Collect all lines from the records below that include the word "PETERS".

--- Begin EXERCISE INPUT ---

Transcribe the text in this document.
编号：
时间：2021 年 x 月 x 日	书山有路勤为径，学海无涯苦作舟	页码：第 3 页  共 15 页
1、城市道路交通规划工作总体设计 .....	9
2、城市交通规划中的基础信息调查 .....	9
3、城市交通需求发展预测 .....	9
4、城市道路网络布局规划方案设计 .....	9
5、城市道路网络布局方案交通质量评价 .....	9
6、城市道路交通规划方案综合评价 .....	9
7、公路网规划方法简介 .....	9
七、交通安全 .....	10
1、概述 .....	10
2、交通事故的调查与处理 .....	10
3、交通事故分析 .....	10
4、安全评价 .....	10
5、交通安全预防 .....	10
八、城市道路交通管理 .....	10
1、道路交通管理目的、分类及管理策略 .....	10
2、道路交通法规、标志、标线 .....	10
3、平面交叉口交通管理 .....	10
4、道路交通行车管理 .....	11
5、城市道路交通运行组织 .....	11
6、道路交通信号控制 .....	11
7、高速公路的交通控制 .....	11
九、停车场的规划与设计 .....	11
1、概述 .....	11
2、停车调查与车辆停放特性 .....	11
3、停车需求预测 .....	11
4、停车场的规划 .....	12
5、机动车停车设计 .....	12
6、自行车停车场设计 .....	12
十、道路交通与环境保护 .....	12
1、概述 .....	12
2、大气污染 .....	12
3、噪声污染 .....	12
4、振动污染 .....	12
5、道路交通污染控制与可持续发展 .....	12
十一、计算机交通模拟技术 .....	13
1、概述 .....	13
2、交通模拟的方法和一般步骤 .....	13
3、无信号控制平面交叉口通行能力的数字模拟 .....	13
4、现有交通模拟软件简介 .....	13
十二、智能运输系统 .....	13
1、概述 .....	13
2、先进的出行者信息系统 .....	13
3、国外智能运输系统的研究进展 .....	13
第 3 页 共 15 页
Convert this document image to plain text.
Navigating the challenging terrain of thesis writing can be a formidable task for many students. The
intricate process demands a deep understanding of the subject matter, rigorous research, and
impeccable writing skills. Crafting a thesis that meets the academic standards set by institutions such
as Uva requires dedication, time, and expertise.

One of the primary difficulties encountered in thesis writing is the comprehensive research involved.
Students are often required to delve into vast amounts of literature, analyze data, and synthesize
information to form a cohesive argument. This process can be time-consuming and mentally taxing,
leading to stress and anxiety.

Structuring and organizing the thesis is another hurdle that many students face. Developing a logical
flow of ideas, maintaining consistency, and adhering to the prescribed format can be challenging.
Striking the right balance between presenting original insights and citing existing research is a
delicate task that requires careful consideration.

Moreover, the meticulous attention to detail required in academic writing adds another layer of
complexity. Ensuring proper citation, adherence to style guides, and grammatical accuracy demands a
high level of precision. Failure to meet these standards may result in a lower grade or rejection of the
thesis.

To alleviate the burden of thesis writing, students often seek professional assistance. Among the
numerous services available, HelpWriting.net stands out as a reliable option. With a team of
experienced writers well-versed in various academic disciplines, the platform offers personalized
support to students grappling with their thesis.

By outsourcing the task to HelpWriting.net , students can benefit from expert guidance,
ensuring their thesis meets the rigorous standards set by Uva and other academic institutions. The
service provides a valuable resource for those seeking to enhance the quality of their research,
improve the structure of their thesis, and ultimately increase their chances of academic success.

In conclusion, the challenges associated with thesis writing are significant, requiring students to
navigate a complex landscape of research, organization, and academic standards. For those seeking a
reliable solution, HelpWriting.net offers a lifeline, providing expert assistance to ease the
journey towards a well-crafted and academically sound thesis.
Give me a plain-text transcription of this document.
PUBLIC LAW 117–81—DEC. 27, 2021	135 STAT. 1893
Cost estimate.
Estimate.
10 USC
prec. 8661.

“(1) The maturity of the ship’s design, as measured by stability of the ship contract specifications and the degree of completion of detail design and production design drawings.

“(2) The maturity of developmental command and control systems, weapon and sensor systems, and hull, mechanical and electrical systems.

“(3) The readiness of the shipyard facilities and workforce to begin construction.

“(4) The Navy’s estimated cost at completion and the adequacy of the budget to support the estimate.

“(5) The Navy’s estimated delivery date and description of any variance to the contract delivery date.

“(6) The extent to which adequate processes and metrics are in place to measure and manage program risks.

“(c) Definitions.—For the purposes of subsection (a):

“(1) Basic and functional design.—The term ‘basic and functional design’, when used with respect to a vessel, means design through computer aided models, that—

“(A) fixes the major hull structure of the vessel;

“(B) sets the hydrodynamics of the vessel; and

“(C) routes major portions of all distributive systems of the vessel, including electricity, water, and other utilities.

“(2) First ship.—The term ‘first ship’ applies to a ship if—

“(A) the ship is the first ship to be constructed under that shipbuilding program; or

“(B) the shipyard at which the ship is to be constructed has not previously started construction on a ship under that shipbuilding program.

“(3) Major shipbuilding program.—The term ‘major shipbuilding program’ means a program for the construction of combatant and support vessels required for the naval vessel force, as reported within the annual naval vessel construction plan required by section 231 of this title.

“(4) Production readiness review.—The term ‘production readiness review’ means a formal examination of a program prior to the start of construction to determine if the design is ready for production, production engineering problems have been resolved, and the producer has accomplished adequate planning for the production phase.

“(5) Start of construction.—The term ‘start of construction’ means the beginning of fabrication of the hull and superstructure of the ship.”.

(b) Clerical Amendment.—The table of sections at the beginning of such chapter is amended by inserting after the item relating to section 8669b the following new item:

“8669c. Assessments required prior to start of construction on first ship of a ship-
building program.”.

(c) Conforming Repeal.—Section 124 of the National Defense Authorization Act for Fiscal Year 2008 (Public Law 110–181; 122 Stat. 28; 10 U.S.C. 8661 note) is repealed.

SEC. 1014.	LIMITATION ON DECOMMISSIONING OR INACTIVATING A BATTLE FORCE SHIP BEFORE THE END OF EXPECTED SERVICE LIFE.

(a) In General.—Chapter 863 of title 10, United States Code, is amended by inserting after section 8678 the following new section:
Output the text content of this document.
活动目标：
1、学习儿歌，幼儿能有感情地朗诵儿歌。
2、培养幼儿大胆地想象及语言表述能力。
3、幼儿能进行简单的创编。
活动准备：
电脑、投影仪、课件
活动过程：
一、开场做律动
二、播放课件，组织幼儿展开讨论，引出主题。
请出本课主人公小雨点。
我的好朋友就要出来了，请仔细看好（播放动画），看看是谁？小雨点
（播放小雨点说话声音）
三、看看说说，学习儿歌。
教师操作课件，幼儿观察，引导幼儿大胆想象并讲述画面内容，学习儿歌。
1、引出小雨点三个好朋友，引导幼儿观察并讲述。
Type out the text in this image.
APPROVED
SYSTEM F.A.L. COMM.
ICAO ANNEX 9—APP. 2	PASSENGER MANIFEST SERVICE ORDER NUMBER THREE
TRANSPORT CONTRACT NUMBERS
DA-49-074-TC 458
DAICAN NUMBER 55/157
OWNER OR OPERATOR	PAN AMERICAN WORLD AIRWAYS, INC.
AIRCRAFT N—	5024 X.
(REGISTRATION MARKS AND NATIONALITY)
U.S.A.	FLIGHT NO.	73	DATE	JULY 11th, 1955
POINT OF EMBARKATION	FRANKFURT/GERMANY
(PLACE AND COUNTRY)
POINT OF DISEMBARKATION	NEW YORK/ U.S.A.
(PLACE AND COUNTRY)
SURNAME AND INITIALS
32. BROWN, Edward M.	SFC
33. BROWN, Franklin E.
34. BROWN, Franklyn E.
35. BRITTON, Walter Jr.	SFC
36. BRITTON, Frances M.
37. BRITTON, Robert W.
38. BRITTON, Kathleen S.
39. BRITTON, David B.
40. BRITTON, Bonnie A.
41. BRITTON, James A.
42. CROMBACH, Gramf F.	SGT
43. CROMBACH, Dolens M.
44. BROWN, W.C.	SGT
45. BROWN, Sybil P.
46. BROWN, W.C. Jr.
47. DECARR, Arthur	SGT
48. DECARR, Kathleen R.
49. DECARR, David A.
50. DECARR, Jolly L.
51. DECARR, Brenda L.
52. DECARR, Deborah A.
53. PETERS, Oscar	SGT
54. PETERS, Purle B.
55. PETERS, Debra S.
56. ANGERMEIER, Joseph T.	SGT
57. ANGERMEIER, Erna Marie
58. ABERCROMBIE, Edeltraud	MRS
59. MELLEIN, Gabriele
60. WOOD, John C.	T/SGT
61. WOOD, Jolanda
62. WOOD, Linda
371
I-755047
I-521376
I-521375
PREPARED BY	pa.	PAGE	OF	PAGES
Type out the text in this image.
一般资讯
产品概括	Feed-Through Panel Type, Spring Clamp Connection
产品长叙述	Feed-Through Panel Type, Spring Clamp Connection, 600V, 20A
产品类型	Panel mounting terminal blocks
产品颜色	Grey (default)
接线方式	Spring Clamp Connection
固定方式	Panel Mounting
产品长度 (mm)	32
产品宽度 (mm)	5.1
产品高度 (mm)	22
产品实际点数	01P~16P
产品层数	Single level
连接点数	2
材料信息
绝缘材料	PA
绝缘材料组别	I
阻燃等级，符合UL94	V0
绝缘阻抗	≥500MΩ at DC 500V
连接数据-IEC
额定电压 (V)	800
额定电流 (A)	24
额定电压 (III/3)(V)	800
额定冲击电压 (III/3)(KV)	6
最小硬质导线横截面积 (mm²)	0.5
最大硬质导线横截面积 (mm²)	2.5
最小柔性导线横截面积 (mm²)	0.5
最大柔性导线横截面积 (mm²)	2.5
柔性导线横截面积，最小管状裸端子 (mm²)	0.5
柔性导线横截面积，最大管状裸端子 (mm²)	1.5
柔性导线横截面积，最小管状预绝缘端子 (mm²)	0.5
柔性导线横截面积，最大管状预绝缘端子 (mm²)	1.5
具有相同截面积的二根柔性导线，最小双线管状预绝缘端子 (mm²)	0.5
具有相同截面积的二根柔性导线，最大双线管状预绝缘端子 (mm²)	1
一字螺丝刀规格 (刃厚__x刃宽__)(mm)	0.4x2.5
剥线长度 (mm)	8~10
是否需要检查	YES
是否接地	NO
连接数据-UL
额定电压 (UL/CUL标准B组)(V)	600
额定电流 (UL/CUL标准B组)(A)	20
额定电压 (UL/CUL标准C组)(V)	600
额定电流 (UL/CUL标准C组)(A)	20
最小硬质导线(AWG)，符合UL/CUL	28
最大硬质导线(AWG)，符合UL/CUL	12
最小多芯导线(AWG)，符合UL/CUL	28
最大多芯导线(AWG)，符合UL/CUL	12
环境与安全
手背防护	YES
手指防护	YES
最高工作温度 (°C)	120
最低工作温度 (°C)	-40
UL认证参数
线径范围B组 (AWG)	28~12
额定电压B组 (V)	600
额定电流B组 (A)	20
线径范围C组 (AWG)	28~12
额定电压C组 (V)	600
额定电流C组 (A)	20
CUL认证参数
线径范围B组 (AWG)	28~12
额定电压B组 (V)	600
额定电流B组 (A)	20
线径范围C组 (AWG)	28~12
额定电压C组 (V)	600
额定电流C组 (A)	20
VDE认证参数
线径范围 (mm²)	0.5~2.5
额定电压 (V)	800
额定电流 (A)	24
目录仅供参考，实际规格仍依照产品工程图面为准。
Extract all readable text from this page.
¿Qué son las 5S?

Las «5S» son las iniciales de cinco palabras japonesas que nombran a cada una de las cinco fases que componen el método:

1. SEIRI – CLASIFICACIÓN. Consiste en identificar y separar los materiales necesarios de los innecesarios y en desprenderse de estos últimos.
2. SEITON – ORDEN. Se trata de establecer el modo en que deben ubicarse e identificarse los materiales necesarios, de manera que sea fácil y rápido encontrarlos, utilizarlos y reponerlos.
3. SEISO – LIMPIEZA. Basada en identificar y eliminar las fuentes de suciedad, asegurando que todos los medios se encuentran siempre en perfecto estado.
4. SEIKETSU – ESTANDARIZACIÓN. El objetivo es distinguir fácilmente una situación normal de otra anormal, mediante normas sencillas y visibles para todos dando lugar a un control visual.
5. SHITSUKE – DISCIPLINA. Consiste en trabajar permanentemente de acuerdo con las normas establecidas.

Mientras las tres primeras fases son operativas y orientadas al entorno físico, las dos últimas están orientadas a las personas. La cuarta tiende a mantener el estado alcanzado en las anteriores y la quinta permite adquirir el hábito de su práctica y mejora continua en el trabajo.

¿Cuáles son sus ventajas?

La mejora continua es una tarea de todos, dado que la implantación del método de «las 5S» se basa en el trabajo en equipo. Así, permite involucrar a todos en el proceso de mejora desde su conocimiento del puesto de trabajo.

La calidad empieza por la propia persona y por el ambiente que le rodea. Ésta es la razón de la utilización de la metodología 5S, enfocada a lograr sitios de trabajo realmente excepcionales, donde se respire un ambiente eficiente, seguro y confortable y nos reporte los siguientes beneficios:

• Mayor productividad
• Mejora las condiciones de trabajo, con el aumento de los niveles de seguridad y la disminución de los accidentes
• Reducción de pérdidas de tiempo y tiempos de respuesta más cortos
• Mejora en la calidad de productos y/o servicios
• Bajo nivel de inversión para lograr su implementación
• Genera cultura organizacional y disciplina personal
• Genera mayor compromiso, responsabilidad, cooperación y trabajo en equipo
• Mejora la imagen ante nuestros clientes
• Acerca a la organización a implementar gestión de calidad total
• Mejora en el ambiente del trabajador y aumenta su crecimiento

--- End EXERCISE INPUT ---

SOLUTION TO THIS EXERCISE:
53. PETERS, Oscar	SGT
54. PETERS, Purle B.
55. PETERS, Debra S.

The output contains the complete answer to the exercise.